## TASK INSTRUCTIONS
Make an exact copy of the records, with the images left out.

## GIVEN RECORDS
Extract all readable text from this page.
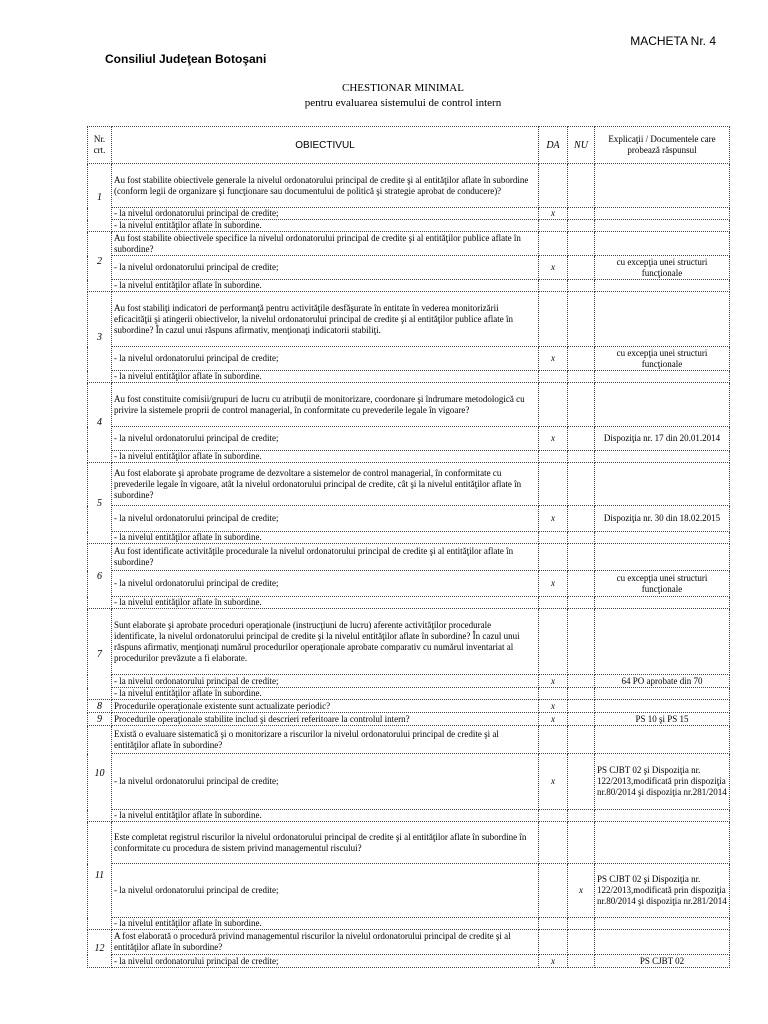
MACHETA Nr. 4
Consiliul Judeţean Botoşani
CHESTIONAR MINIMAL
pentru evaluarea sistemului de control intern
Nr. crt.	OBIECTIVUL	DA	NU	Explicaţii / Documentele care probează răspunsul
1	Au fost stabilite obiectivele generale la nivelul ordonatorului principal de credite şi al entităţilor aflate în subordine (conform legii de organizare şi funcţionare sau documentului de politică şi strategie aprobat de conducere)?			
	- la nivelul ordonatorului principal de credite;	x		
	- la nivelul entităţilor aflate în subordine.			
2	Au fost stabilite obiectivele specifice la nivelul ordonatorului principal de credite şi al entităţilor publice aflate în subordine?			
	- la nivelul ordonatorului principal de credite;	x		cu excepţia unei structuri funcţionale
	- la nivelul entităţilor aflate în subordine.			
3	Au fost stabiliţi indicatori de performanţă pentru activităţile desfăşurate în entitate în vederea monitorizării eficacităţii şi atingerii obiectivelor, la nivelul ordonatorului principal de credite şi al entităţilor publice aflate în subordine? În cazul unui răspuns afirmativ, menţionaţi indicatorii stabiliţi.			
	- la nivelul ordonatorului principal de credite;	x		cu excepţia unei structuri funcţionale
	- la nivelul entităţilor aflate în subordine.			
4	Au fost constituite comisii/grupuri de lucru cu atribuţii de monitorizare, coordonare şi îndrumare metodologică cu privire la sistemele proprii de control managerial, în conformitate cu prevederile legale în vigoare?			
	- la nivelul ordonatorului principal de credite;	x		Dispoziţia nr. 17 din 20.01.2014
	- la nivelul entităţilor aflate în subordine.			
5	Au fost elaborate şi aprobate programe de dezvoltare a sistemelor de control managerial, în conformitate cu prevederile legale în vigoare, atât la nivelul ordonatorului principal de credite, cât şi la nivelul entităţilor aflate în subordine?			
	- la nivelul ordonatorului principal de credite;	x		Dispoziţia nr. 30 din 18.02.2015
	- la nivelul entităţilor aflate în subordine.			
6	Au fost identificate activităţile procedurale la nivelul ordonatorului principal de credite şi al entităţilor aflate în subordine?			
	- la nivelul ordonatorului principal de credite;	x		cu excepţia unei structuri funcţionale
	- la nivelul entităţilor aflate în subordine.			
7	Sunt elaborate şi aprobate proceduri operaţionale (instrucţiuni de lucru) aferente activităţilor procedurale identificate, la nivelul ordonatorului principal de credite şi la nivelul entităţilor aflate în subordine? În cazul unui răspuns afirmativ, menţionaţi numărul procedurilor operaţionale aprobate comparativ cu numărul inventariat al procedurilor prevăzute a fi elaborate.			
	- la nivelul ordonatorului principal de credite;	x		64 PO aprobate din 70
	- la nivelul entităţilor aflate în subordine.			
8	Procedurile operaţionale existente sunt actualizate periodic?	x		
9	Procedurile operaţionale stabilite includ şi descrieri referitoare la controlul intern?	x		PS 10 şi PS 15
10	Există o evaluare sistematică şi o monitorizare a riscurilor la nivelul ordonatorului principal de credite şi al entităţilor aflate în subordine?			
	- la nivelul ordonatorului principal de credite;	x		PS CJBT 02 şi Dispoziţia nr. 122/2013,modificată prin dispoziţia nr.80/2014 şi dispoziţia nr.281/2014
	- la nivelul entităţilor aflate în subordine.			
11	Este completat registrul riscurilor la nivelul ordonatorului principal de credite şi al entităţilor aflate în subordine în conformitate cu procedura de sistem privind managementul riscului?			
	- la nivelul ordonatorului principal de credite;		x	PS CJBT 02 şi Dispoziţia nr. 122/2013,modificată prin dispoziţia nr.80/2014 şi dispoziţia nr.281/2014
	- la nivelul entităţilor aflate în subordine.			
12	A fost elaborată o procedură privind managementul riscurilor la nivelul ordonatorului principal de credite şi al entităţilor aflate în subordine?			
	- la nivelul ordonatorului principal de credite;	x		PS CJBT 02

## REPLY TO THE EXERCISE
Extract all readable text from this page.
MACHETA Nr. 4
Consiliul Judeţean Botoşani
CHESTIONAR MINIMAL
pentru evaluarea sistemului de control intern
Nr. crt.	OBIECTIVUL	DA	NU	Explicaţii / Documentele care probează răspunsul
1	Au fost stabilite obiectivele generale la nivelul ordonatorului principal de credite şi al entităţilor aflate în subordine (conform legii de organizare şi funcţionare sau documentului de politică şi strategie aprobat de conducere)?			
	- la nivelul ordonatorului principal de credite;	x		
	- la nivelul entităţilor aflate în subordine.			
2	Au fost stabilite obiectivele specifice la nivelul ordonatorului principal de credite şi al entităţilor publice aflate în subordine?			
	- la nivelul ordonatorului principal de credite;	x		cu excepţia unei structuri funcţionale
	- la nivelul entităţilor aflate în subordine.			
3	Au fost stabiliţi indicatori de performanţă pentru activităţile desfăşurate în entitate în vederea monitorizării eficacităţii şi atingerii obiectivelor, la nivelul ordonatorului principal de credite şi al entităţilor publice aflate în subordine? În cazul unui răspuns afirmativ, menţionaţi indicatorii stabiliţi.			
	- la nivelul ordonatorului principal de credite;	x		cu excepţia unei structuri funcţionale
	- la nivelul entităţilor aflate în subordine.			
4	Au fost constituite comisii/grupuri de lucru cu atribuţii de monitorizare, coordonare şi îndrumare metodologică cu privire la sistemele proprii de control managerial, în conformitate cu prevederile legale în vigoare?			
	- la nivelul ordonatorului principal de credite;	x		Dispoziţia nr. 17 din 20.01.2014
	- la nivelul entităţilor aflate în subordine.			
5	Au fost elaborate şi aprobate programe de dezvoltare a sistemelor de control managerial, în conformitate cu prevederile legale în vigoare, atât la nivelul ordonatorului principal de credite, cât şi la nivelul entităţilor aflate în subordine?			
	- la nivelul ordonatorului principal de credite;	x		Dispoziţia nr. 30 din 18.02.2015
	- la nivelul entităţilor aflate în subordine.			
6	Au fost identificate activităţile procedurale la nivelul ordonatorului principal de credite şi al entităţilor aflate în subordine?			
	- la nivelul ordonatorului principal de credite;	x		cu excepţia unei structuri funcţionale
	- la nivelul entităţilor aflate în subordine.			
7	Sunt elaborate şi aprobate proceduri operaţionale (instrucţiuni de lucru) aferente activităţilor procedurale identificate, la nivelul ordonatorului principal de credite şi la nivelul entităţilor aflate în subordine? În cazul unui răspuns afirmativ, menţionaţi numărul procedurilor operaţionale aprobate comparativ cu numărul inventariat al procedurilor prevăzute a fi elaborate.			
	- la nivelul ordonatorului principal de credite;	x		64 PO aprobate din 70
	- la nivelul entităţilor aflate în subordine.			
8	Procedurile operaţionale existente sunt actualizate periodic?	x		
9	Procedurile operaţionale stabilite includ şi descrieri referitoare la controlul intern?	x		PS 10 şi PS 15
10	Există o evaluare sistematică şi o monitorizare a riscurilor la nivelul ordonatorului principal de credite şi al entităţilor aflate în subordine?			
	- la nivelul ordonatorului principal de credite;	x		PS CJBT 02 şi Dispoziţia nr. 122/2013,modificată prin dispoziţia nr.80/2014 şi dispoziţia nr.281/2014
	- la nivelul entităţilor aflate în subordine.			
11	Este completat registrul riscurilor la nivelul ordonatorului principal de credite şi al entităţilor aflate în subordine în conformitate cu procedura de sistem privind managementul riscului?			
	- la nivelul ordonatorului principal de credite;		x	PS CJBT 02 şi Dispoziţia nr. 122/2013,modificată prin dispoziţia nr.80/2014 şi dispoziţia nr.281/2014
	- la nivelul entităţilor aflate în subordine.			
12	A fost elaborată o procedură privind managementul riscurilor la nivelul ordonatorului principal de credite şi al entităţilor aflate în subordine?			
	- la nivelul ordonatorului principal de credite;	x		PS CJBT 02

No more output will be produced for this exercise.